PROBLEM REQUIREMENTS
Copy every line from the material below that holds "TetherUS".

--- BEGIN STORED DATA ---

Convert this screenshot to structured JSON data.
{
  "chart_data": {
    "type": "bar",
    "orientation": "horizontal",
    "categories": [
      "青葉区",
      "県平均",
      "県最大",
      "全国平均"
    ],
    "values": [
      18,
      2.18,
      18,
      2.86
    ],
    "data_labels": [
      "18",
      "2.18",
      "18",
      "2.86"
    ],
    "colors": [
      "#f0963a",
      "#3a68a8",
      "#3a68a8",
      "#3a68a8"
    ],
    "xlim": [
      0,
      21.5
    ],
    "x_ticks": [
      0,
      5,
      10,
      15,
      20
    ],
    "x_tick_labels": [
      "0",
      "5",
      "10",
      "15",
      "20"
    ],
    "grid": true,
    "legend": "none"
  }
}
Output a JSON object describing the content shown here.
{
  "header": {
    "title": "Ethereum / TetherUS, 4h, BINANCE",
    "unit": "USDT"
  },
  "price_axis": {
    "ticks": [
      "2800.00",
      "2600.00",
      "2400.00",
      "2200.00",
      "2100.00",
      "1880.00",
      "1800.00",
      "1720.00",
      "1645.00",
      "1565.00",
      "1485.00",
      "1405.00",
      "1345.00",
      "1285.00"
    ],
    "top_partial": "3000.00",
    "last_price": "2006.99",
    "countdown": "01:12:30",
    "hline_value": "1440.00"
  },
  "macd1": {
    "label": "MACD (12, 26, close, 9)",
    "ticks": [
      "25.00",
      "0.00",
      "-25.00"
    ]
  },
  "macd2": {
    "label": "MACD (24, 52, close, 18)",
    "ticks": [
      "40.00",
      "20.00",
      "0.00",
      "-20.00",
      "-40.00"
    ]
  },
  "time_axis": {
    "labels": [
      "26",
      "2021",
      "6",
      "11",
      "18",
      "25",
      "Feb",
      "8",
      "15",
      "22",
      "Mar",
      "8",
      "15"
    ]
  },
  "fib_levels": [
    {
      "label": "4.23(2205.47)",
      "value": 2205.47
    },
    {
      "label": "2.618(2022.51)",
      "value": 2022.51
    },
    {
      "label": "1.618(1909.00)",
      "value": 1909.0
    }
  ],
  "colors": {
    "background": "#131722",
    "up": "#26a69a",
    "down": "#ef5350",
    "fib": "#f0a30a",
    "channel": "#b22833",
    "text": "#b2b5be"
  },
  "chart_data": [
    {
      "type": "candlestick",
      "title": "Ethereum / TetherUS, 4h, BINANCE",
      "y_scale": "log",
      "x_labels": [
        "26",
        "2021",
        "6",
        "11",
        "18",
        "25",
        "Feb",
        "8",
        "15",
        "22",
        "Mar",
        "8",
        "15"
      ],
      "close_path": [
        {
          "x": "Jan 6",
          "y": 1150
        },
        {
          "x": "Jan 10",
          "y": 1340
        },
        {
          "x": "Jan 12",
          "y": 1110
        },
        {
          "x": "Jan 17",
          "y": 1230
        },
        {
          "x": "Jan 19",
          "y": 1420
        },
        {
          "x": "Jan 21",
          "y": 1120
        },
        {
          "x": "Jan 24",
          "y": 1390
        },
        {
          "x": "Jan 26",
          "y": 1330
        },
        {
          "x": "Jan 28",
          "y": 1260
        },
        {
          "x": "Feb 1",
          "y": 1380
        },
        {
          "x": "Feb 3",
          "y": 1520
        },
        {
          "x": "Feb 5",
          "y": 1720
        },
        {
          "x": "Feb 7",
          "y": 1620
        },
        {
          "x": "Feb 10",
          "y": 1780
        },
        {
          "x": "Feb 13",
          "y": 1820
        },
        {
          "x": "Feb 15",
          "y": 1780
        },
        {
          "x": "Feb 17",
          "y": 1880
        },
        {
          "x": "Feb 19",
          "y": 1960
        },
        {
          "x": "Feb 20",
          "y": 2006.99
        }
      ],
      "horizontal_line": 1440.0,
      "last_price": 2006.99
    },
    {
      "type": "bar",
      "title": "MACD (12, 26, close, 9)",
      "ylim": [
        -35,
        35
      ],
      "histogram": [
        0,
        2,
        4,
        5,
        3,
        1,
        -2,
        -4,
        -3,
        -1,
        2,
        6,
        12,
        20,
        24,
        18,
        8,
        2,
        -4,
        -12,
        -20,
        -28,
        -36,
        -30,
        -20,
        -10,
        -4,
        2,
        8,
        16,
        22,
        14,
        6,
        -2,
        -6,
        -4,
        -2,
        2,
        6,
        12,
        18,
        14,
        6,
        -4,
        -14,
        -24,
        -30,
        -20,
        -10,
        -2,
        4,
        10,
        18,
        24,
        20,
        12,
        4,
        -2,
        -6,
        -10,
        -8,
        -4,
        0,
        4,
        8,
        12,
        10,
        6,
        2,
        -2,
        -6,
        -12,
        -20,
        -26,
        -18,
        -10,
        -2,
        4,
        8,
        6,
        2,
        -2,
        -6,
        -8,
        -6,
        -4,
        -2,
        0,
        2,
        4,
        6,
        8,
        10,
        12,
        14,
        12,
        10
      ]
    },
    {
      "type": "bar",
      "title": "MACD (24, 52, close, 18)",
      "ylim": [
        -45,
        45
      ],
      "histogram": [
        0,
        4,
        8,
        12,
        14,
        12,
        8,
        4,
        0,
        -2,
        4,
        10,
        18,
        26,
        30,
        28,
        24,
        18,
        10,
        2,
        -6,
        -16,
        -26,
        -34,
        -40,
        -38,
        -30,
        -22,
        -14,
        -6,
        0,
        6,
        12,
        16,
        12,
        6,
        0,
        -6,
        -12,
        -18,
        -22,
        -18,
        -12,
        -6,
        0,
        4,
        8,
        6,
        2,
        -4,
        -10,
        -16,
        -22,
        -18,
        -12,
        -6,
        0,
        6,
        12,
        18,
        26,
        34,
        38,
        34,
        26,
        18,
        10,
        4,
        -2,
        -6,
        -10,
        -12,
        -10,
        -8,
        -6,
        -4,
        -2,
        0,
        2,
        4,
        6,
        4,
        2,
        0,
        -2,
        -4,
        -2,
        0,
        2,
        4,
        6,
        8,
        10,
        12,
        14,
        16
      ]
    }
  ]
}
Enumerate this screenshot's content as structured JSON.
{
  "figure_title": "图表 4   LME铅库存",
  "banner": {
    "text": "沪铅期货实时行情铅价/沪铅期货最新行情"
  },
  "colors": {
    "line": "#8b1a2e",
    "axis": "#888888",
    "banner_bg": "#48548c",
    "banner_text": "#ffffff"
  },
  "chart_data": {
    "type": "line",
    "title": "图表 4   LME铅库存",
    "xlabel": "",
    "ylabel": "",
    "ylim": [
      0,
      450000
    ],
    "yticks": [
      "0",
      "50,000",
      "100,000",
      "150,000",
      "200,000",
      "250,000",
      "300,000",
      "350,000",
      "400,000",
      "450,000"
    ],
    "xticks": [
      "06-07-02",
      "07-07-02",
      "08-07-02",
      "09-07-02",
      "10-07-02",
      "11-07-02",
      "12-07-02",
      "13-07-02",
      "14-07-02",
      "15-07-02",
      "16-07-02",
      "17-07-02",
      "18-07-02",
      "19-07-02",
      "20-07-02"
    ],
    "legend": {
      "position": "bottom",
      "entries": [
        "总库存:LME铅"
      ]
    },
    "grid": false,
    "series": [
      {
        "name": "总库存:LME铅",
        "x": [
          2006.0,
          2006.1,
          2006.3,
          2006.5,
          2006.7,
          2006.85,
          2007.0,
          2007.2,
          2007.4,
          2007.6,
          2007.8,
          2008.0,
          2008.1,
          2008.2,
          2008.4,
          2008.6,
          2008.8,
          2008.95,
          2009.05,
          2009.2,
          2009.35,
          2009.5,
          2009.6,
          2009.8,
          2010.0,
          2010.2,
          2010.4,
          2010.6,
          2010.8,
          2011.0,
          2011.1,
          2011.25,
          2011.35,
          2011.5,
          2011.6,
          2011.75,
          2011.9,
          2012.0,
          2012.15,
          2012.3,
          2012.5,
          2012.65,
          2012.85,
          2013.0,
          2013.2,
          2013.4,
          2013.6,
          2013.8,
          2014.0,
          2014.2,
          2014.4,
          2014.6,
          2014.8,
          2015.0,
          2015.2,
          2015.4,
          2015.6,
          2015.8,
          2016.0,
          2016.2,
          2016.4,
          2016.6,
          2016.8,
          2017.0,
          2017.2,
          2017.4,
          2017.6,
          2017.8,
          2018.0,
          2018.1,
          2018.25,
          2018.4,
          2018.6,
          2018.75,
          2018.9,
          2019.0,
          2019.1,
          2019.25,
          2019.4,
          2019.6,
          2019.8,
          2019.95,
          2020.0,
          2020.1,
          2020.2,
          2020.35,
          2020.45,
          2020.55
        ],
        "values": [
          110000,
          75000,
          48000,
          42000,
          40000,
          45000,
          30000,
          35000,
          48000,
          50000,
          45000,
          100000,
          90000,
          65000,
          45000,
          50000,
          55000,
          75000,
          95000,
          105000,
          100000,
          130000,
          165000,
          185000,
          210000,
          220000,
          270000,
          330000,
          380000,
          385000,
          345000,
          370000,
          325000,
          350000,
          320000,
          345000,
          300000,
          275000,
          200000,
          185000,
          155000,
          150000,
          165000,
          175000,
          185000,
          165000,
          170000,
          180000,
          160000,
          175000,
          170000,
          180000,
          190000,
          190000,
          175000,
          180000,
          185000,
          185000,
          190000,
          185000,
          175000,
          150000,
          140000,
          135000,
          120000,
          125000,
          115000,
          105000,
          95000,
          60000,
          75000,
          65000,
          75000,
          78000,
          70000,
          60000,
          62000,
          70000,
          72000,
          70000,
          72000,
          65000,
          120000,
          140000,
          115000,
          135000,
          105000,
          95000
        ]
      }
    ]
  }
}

--- END STORED DATA ---

OUTPUT FOR THIS TASK
    "title": "Ethereum / TetherUS, 4h, BINANCE",
      "title": "Ethereum / TetherUS, 4h, BINANCE",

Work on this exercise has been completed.